• _Your instructions_: Give the count of lines in the data that include "feedback", with no other words.

Records from a collection of figures
• • • •
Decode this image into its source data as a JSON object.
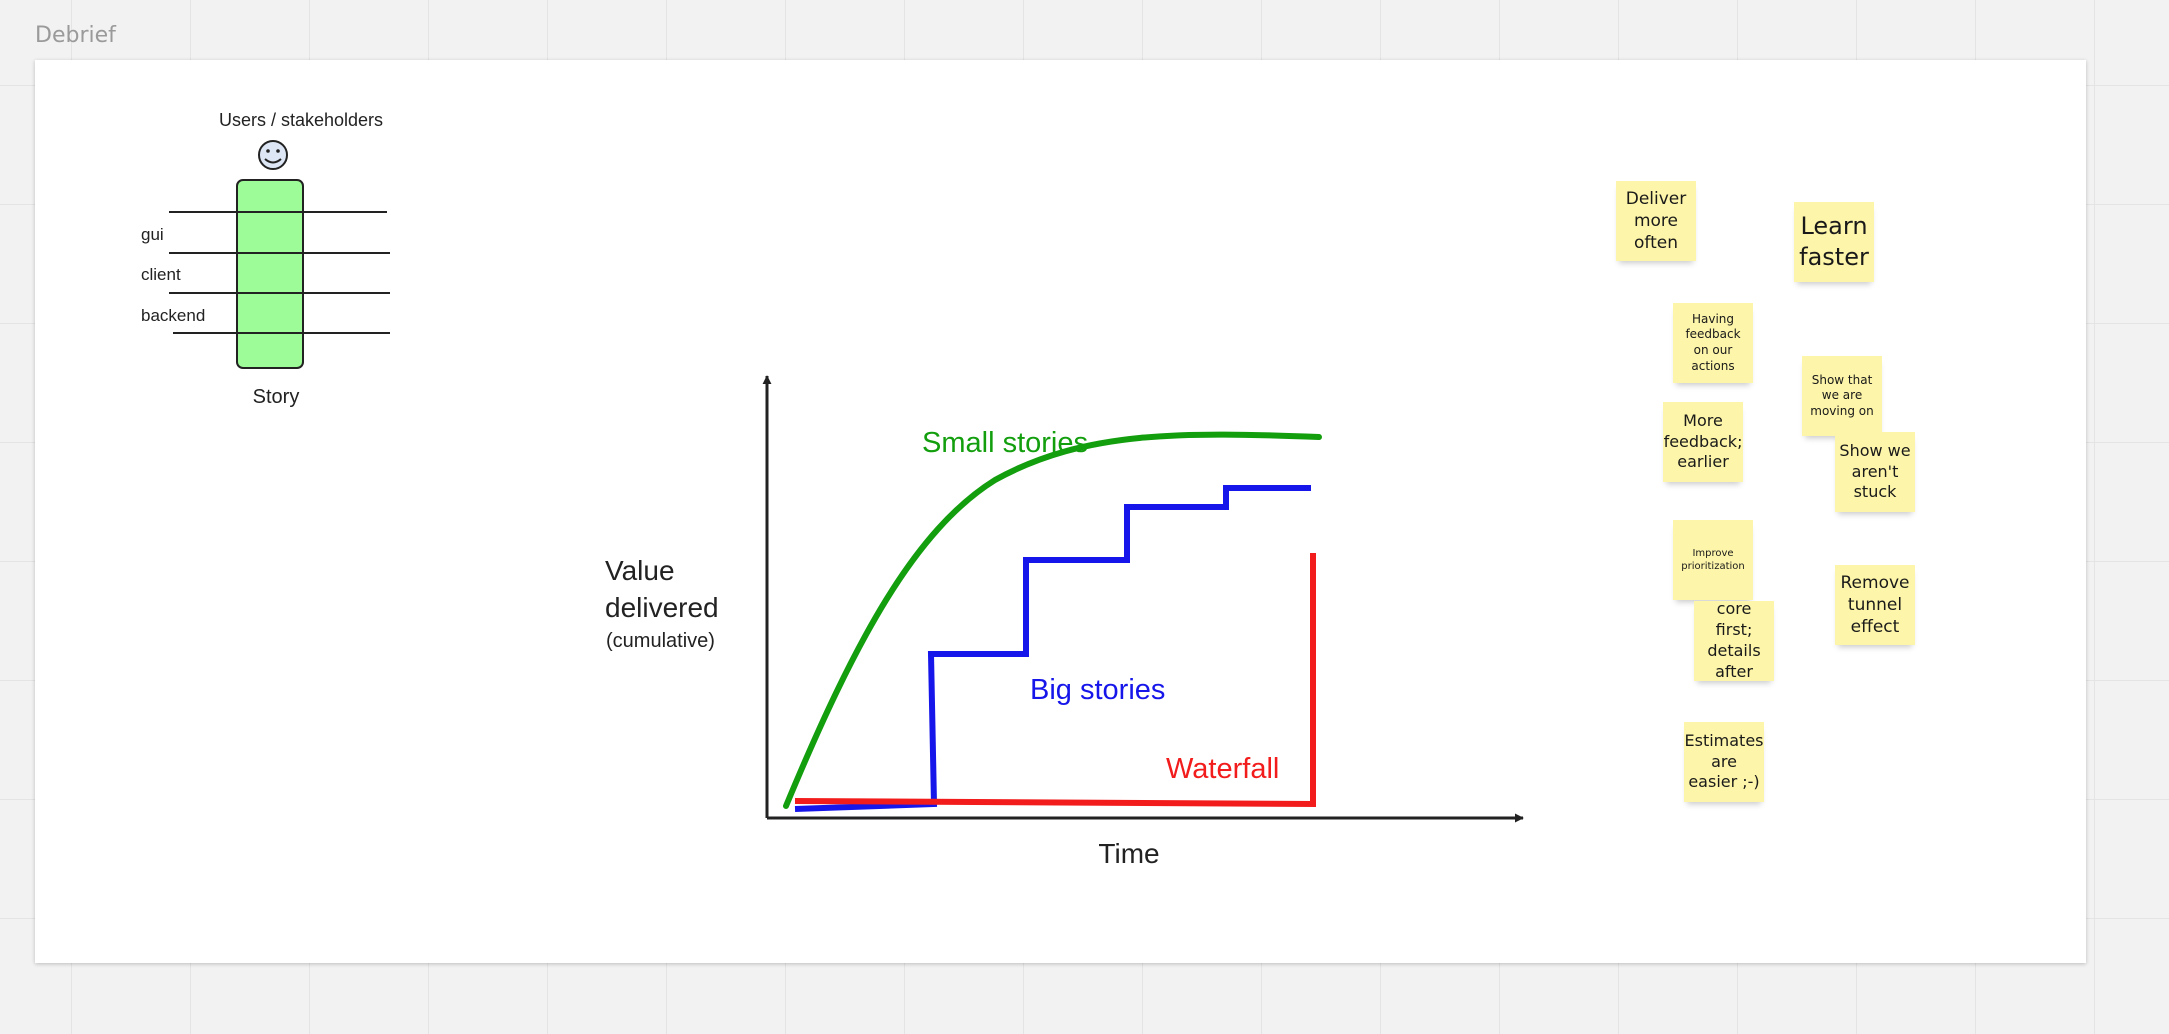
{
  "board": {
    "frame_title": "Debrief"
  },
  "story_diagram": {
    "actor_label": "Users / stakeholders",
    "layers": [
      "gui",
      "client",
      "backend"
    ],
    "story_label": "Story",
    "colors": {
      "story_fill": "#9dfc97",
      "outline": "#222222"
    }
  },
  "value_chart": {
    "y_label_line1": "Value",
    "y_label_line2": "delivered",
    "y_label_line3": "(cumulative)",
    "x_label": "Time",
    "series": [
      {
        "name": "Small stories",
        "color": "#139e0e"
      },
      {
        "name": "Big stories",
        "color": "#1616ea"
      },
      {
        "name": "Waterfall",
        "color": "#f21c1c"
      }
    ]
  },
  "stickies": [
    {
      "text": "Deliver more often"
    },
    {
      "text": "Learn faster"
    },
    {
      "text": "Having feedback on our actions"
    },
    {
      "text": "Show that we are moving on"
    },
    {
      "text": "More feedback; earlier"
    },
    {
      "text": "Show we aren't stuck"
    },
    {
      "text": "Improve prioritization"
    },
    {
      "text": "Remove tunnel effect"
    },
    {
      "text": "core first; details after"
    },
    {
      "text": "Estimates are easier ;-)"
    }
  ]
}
• • • •
• _Response to the exercise_: 2